***** Texte choisi

Il semble qu’à intervalles réguliers, notre société ressente le besoin viscéral d’un nouveau sujet de discorde, comme si l’effervescence des débats et la ferveur des prises de position étaient devenues une drogue collective. Il faut, coûte que coûte, un prétexte pour rallumer les feux croisés de l’indignation, pour imposer à tous une certaine vision du monde, fût-elle étroite, moralisatrice ou simplement bruyante.
Le début de cette année n’a pas dérogé à la règle : deux polémiques, bien distinctes mais étrangement symétriques, ont embrasé l’espace public. Comme si, dans un souci d’équité confessionnelle, les tensions devaient se répartir équitablement entre les communautés, afin de maintenir vivace cette étrange solidarité dans la division.
Côté chrétien, c’est un prêtre portugais, DJ à ses heures, et non des moindres, qui a cristallisé les passions. Invité à célébrer une messe à l’université Saint-Esprit de Kaslik, il devait ensuite animer un concert. Certains prêtres écrivent des poèmes, d’autres peignent ou composent ; lui, il mixe. Il fait danser les foules, non pas au mépris de sa foi, mais peut-être en son nom, dans une joie partagée qui n’a rien d’irrévérencieux.

**********
***** Données brutes

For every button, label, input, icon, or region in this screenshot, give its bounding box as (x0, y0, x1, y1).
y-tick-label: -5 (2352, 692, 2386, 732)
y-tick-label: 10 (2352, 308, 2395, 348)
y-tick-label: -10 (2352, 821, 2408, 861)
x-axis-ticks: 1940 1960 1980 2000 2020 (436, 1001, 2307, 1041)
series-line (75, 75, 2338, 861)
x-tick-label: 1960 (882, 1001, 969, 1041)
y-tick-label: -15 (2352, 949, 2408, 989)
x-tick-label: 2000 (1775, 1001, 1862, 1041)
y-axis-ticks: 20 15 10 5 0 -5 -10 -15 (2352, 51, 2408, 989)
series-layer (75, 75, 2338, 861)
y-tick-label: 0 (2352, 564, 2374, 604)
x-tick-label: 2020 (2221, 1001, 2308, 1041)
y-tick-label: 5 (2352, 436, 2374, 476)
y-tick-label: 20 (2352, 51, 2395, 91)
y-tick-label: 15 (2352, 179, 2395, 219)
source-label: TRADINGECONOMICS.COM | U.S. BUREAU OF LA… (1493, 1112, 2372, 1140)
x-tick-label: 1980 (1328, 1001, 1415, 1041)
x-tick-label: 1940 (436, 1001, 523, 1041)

**********

Détails de la tâche:
D'après le texte choisi, dans quel établissement le prêtre portugais était-il invité à célébrer une messe ? Le matériel présenté n'a aucun lien avec le texte choisi.

Exercice terminé:
À l'université Saint-Esprit de Kaslik.